**Aim:** Retype the listing below line for line, without changing any character.

•••

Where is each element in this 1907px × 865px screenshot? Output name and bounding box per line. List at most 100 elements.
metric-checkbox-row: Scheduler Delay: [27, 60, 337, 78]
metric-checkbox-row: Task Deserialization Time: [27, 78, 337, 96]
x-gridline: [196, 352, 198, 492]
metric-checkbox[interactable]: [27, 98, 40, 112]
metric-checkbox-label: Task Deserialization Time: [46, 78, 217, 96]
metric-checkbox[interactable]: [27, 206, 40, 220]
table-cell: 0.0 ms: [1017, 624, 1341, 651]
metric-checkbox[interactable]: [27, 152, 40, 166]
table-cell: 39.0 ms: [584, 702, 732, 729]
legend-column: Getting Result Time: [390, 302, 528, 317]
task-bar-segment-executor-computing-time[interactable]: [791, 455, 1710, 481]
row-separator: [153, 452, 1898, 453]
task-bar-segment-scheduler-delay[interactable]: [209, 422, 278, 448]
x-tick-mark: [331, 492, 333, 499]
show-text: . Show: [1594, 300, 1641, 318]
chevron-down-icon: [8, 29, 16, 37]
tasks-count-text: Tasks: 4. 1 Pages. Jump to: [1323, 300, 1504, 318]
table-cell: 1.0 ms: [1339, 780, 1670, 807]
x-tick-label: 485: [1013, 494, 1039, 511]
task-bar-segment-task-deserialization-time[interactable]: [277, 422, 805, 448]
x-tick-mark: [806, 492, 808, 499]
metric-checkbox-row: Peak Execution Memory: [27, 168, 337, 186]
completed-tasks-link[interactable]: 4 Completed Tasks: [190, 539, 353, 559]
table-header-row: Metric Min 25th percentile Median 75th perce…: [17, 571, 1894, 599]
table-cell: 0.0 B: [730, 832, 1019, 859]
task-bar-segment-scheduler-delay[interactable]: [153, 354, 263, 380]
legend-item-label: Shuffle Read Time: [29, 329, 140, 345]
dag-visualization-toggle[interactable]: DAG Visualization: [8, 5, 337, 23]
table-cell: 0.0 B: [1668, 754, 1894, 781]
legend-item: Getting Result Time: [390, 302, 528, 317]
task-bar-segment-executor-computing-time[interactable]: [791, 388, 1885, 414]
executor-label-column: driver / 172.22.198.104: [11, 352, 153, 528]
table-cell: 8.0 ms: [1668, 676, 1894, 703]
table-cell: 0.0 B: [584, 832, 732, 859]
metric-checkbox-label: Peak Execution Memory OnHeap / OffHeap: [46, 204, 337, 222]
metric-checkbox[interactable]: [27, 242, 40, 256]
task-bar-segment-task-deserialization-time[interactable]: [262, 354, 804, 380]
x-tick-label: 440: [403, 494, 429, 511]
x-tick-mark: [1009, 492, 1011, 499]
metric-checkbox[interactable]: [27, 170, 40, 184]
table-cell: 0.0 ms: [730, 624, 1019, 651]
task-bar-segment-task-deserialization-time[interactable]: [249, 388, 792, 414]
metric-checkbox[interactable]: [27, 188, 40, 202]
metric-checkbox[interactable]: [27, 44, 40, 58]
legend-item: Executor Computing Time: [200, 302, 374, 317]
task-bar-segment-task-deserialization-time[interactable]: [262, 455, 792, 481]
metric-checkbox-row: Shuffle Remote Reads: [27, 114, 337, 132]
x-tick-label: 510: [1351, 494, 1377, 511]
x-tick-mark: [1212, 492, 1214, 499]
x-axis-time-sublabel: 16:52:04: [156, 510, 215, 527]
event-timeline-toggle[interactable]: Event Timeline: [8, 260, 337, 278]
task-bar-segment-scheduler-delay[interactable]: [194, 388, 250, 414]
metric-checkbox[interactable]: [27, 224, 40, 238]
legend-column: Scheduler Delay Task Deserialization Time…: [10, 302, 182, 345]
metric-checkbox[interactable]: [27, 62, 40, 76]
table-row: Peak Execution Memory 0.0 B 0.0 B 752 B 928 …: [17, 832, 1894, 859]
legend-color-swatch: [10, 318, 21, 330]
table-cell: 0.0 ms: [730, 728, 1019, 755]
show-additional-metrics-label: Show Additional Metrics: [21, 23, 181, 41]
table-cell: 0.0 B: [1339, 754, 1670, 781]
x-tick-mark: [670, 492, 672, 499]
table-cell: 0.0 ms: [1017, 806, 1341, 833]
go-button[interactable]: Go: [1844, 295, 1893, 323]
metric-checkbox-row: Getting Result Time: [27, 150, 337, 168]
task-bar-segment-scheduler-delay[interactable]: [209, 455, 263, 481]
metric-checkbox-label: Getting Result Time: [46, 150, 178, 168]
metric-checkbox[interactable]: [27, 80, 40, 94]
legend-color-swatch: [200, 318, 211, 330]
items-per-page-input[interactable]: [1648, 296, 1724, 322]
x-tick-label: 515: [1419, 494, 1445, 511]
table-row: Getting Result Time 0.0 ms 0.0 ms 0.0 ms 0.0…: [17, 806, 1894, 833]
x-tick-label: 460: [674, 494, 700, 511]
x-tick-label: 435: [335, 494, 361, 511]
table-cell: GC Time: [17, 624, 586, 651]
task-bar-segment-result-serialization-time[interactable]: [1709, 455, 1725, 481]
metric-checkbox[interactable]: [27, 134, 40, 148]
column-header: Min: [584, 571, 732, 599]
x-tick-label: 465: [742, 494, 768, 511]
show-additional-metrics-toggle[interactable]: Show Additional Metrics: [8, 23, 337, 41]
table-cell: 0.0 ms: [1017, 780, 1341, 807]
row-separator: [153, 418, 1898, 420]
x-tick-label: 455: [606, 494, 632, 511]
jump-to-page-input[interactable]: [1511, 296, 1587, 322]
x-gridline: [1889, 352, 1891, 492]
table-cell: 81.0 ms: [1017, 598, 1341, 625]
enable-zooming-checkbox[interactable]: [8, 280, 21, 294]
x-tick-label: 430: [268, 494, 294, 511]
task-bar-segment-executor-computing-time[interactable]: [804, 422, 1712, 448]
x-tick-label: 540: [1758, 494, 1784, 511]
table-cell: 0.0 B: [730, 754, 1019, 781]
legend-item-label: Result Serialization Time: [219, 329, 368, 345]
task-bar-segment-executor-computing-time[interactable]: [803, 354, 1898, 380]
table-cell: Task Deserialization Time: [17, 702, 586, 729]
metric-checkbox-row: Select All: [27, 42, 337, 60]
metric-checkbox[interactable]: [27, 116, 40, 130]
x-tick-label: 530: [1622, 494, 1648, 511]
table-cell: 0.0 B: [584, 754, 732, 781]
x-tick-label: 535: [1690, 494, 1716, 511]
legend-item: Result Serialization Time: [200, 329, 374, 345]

•••

**Reply to the task:**
Where is each element in this 1907px × 865px screenshot? Output name and bounding box per line. List at most 100 elements.
metric-checkbox-row: Scheduler Delay: [27, 60, 337, 78]
metric-checkbox-row: Task Deserialization Time: [27, 78, 337, 96]
x-gridline: [196, 352, 198, 492]
metric-checkbox[interactable]: [27, 98, 40, 112]
metric-checkbox-label: Task Deserialization Time: [46, 78, 217, 96]
metric-checkbox[interactable]: [27, 206, 40, 220]
table-cell: 0.0 ms: [1017, 624, 1341, 651]
metric-checkbox[interactable]: [27, 152, 40, 166]
table-cell: 39.0 ms: [584, 702, 732, 729]
legend-column: Getting Result Time: [390, 302, 528, 317]
task-bar-segment-executor-computing-time[interactable]: [791, 455, 1710, 481]
row-separator: [153, 452, 1898, 453]
task-bar-segment-scheduler-delay[interactable]: [209, 422, 278, 448]
x-tick-mark: [331, 492, 333, 499]
show-text: . Show: [1594, 300, 1641, 318]
chevron-down-icon: [8, 29, 16, 37]
tasks-count-text: Tasks: 4. 1 Pages. Jump to: [1323, 300, 1504, 318]
table-cell: 1.0 ms: [1339, 780, 1670, 807]
x-tick-label: 485: [1013, 494, 1039, 511]
task-bar-segment-task-deserialization-time[interactable]: [277, 422, 805, 448]
x-tick-mark: [806, 492, 808, 499]
metric-checkbox-row: Peak Execution Memory: [27, 168, 337, 186]
completed-tasks-link[interactable]: 4 Completed Tasks: [190, 539, 353, 559]
table-header-row: Metric Min 25th percentile Median 75th perce…: [17, 571, 1894, 599]
table-cell: 0.0 B: [730, 832, 1019, 859]
task-bar-segment-scheduler-delay[interactable]: [153, 354, 263, 380]
legend-item-label: Shuffle Read Time: [29, 329, 140, 345]
dag-visualization-toggle[interactable]: DAG Visualization: [8, 5, 337, 23]
table-cell: 0.0 B: [1668, 754, 1894, 781]
legend-item: Getting Result Time: [390, 302, 528, 317]
task-bar-segment-executor-computing-time[interactable]: [791, 388, 1885, 414]
executor-label-column: driver / 172.22.198.104: [11, 352, 153, 528]
table-cell: 8.0 ms: [1668, 676, 1894, 703]
table-cell: 0.0 B: [584, 832, 732, 859]
metric-checkbox-label: Peak Execution Memory OnHeap / OffHeap: [46, 204, 337, 222]
metric-checkbox[interactable]: [27, 242, 40, 256]
task-bar-segment-task-deserialization-time[interactable]: [262, 354, 804, 380]
x-tick-label: 440: [403, 494, 429, 511]
x-tick-mark: [1009, 492, 1011, 499]
metric-checkbox[interactable]: [27, 170, 40, 184]
table-cell: 0.0 ms: [730, 624, 1019, 651]
task-bar-segment-task-deserialization-time[interactable]: [249, 388, 792, 414]
metric-checkbox[interactable]: [27, 188, 40, 202]
metric-checkbox[interactable]: [27, 44, 40, 58]
legend-item: Executor Computing Time: [200, 302, 374, 317]
task-bar-segment-task-deserialization-time[interactable]: [262, 455, 792, 481]
metric-checkbox-row: Shuffle Remote Reads: [27, 114, 337, 132]
x-tick-label: 510: [1351, 494, 1377, 511]
x-tick-mark: [1212, 492, 1214, 499]
x-axis-time-sublabel: 16:52:04: [156, 510, 215, 527]
event-timeline-toggle[interactable]: Event Timeline: [8, 260, 337, 278]
task-bar-segment-scheduler-delay[interactable]: [194, 388, 250, 414]
metric-checkbox[interactable]: [27, 224, 40, 238]
legend-column: Scheduler Delay Task Deserialization Time…: [10, 302, 182, 345]
metric-checkbox[interactable]: [27, 62, 40, 76]
table-row: Peak Execution Memory 0.0 B 0.0 B 752 B 928 …: [17, 832, 1894, 859]
legend-color-swatch: [10, 318, 21, 330]
table-cell: 0.0 ms: [730, 728, 1019, 755]
show-additional-metrics-label: Show Additional Metrics: [21, 23, 181, 41]
table-cell: 0.0 B: [1339, 754, 1670, 781]
x-tick-mark: [670, 492, 672, 499]
table-cell: 0.0 ms: [1017, 806, 1341, 833]
go-button[interactable]: Go: [1844, 295, 1893, 323]
metric-checkbox-row: Getting Result Time: [27, 150, 337, 168]
task-bar-segment-scheduler-delay[interactable]: [209, 455, 263, 481]
metric-checkbox-label: Getting Result Time: [46, 150, 178, 168]
metric-checkbox[interactable]: [27, 80, 40, 94]
legend-color-swatch: [200, 318, 211, 330]
items-per-page-input[interactable]: [1648, 296, 1724, 322]
x-tick-label: 515: [1419, 494, 1445, 511]
table-row: Getting Result Time 0.0 ms 0.0 ms 0.0 ms 0.0…: [17, 806, 1894, 833]
x-tick-label: 460: [674, 494, 700, 511]
x-tick-label: 435: [335, 494, 361, 511]
table-cell: GC Time: [17, 624, 586, 651]
task-bar-segment-result-serialization-time[interactable]: [1709, 455, 1725, 481]
metric-checkbox[interactable]: [27, 134, 40, 148]
column-header: Min: [584, 571, 732, 599]
x-tick-label: 465: [742, 494, 768, 511]
show-additional-metrics-toggle[interactable]: Show Additional Metrics: [8, 23, 337, 41]
table-cell: 0.0 ms: [1017, 780, 1341, 807]
row-separator: [153, 418, 1898, 420]
x-tick-label: 455: [606, 494, 632, 511]
jump-to-page-input[interactable]: [1511, 296, 1587, 322]
x-gridline: [1889, 352, 1891, 492]
table-cell: 81.0 ms: [1017, 598, 1341, 625]
enable-zooming-checkbox[interactable]: [8, 280, 21, 294]
x-tick-label: 430: [268, 494, 294, 511]
task-bar-segment-executor-computing-time[interactable]: [804, 422, 1712, 448]
x-tick-label: 540: [1758, 494, 1784, 511]
table-cell: 0.0 B: [730, 754, 1019, 781]
legend-item-label: Result Serialization Time: [219, 329, 368, 345]
task-bar-segment-executor-computing-time[interactable]: [803, 354, 1898, 380]
table-cell: Task Deserialization Time: [17, 702, 586, 729]
metric-checkbox-row: Select All: [27, 42, 337, 60]
metric-checkbox[interactable]: [27, 116, 40, 130]
x-tick-label: 530: [1622, 494, 1648, 511]
table-cell: 0.0 B: [584, 754, 732, 781]
x-tick-label: 535: [1690, 494, 1716, 511]
legend-item: Result Serialization Time: [200, 329, 374, 345]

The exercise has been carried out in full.